OBJECTIVE | Every record must be repeated exactly, with no omission.

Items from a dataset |
* START *

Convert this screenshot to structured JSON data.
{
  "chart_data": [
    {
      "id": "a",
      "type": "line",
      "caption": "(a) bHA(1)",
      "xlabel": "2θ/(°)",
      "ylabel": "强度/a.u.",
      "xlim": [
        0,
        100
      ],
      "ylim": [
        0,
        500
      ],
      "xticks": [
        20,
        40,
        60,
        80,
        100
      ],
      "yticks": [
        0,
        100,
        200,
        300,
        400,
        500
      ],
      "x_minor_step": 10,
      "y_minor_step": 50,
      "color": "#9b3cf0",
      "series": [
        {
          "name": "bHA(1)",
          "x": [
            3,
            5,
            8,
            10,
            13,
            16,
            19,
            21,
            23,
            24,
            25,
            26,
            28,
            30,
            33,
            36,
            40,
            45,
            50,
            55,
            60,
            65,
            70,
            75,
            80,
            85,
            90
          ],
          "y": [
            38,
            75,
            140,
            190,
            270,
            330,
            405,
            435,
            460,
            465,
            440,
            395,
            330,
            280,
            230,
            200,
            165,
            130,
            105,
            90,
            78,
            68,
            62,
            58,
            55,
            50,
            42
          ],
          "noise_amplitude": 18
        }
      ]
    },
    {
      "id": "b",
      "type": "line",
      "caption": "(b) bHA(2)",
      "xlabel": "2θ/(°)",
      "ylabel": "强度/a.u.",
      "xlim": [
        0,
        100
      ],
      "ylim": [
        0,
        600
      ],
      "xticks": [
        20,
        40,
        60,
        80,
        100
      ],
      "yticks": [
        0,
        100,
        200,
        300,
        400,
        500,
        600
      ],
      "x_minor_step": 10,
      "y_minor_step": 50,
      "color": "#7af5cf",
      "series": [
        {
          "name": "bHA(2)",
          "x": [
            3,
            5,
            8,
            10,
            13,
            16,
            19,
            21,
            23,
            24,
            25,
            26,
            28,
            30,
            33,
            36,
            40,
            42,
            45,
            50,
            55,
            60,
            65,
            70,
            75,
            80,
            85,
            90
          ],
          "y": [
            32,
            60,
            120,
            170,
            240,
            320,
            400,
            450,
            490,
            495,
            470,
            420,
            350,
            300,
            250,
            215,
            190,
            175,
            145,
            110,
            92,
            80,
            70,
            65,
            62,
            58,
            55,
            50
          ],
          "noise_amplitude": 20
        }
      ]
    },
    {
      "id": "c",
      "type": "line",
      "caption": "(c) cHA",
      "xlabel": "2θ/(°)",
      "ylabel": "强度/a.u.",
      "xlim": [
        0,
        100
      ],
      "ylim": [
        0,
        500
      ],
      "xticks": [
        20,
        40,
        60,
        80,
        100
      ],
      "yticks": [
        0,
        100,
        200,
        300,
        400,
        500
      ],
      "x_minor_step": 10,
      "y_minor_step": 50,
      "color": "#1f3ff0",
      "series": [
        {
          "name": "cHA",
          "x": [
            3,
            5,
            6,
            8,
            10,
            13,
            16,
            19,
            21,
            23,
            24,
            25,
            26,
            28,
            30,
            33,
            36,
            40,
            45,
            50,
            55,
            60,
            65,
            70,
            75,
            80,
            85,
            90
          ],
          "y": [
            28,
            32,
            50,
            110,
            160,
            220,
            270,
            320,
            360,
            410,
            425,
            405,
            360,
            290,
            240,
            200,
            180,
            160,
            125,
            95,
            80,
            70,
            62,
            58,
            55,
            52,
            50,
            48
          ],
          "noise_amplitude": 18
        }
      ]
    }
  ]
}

* END *

FINAL RESULT |
Convert this screenshot to structured JSON data.
{
  "chart_data": [
    {
      "id": "a",
      "type": "line",
      "caption": "(a) bHA(1)",
      "xlabel": "2θ/(°)",
      "ylabel": "强度/a.u.",
      "xlim": [
        0,
        100
      ],
      "ylim": [
        0,
        500
      ],
      "xticks": [
        20,
        40,
        60,
        80,
        100
      ],
      "yticks": [
        0,
        100,
        200,
        300,
        400,
        500
      ],
      "x_minor_step": 10,
      "y_minor_step": 50,
      "color": "#9b3cf0",
      "series": [
        {
          "name": "bHA(1)",
          "x": [
            3,
            5,
            8,
            10,
            13,
            16,
            19,
            21,
            23,
            24,
            25,
            26,
            28,
            30,
            33,
            36,
            40,
            45,
            50,
            55,
            60,
            65,
            70,
            75,
            80,
            85,
            90
          ],
          "y": [
            38,
            75,
            140,
            190,
            270,
            330,
            405,
            435,
            460,
            465,
            440,
            395,
            330,
            280,
            230,
            200,
            165,
            130,
            105,
            90,
            78,
            68,
            62,
            58,
            55,
            50,
            42
          ],
          "noise_amplitude": 18
        }
      ]
    },
    {
      "id": "b",
      "type": "line",
      "caption": "(b) bHA(2)",
      "xlabel": "2θ/(°)",
      "ylabel": "强度/a.u.",
      "xlim": [
        0,
        100
      ],
      "ylim": [
        0,
        600
      ],
      "xticks": [
        20,
        40,
        60,
        80,
        100
      ],
      "yticks": [
        0,
        100,
        200,
        300,
        400,
        500,
        600
      ],
      "x_minor_step": 10,
      "y_minor_step": 50,
      "color": "#7af5cf",
      "series": [
        {
          "name": "bHA(2)",
          "x": [
            3,
            5,
            8,
            10,
            13,
            16,
            19,
            21,
            23,
            24,
            25,
            26,
            28,
            30,
            33,
            36,
            40,
            42,
            45,
            50,
            55,
            60,
            65,
            70,
            75,
            80,
            85,
            90
          ],
          "y": [
            32,
            60,
            120,
            170,
            240,
            320,
            400,
            450,
            490,
            495,
            470,
            420,
            350,
            300,
            250,
            215,
            190,
            175,
            145,
            110,
            92,
            80,
            70,
            65,
            62,
            58,
            55,
            50
          ],
          "noise_amplitude": 20
        }
      ]
    },
    {
      "id": "c",
      "type": "line",
      "caption": "(c) cHA",
      "xlabel": "2θ/(°)",
      "ylabel": "强度/a.u.",
      "xlim": [
        0,
        100
      ],
      "ylim": [
        0,
        500
      ],
      "xticks": [
        20,
        40,
        60,
        80,
        100
      ],
      "yticks": [
        0,
        100,
        200,
        300,
        400,
        500
      ],
      "x_minor_step": 10,
      "y_minor_step": 50,
      "color": "#1f3ff0",
      "series": [
        {
          "name": "cHA",
          "x": [
            3,
            5,
            6,
            8,
            10,
            13,
            16,
            19,
            21,
            23,
            24,
            25,
            26,
            28,
            30,
            33,
            36,
            40,
            45,
            50,
            55,
            60,
            65,
            70,
            75,
            80,
            85,
            90
          ],
          "y": [
            28,
            32,
            50,
            110,
            160,
            220,
            270,
            320,
            360,
            410,
            425,
            405,
            360,
            290,
            240,
            200,
            180,
            160,
            125,
            95,
            80,
            70,
            62,
            58,
            55,
            52,
            50,
            48
          ],
          "noise_amplitude": 18
        }
      ]
    }
  ]
}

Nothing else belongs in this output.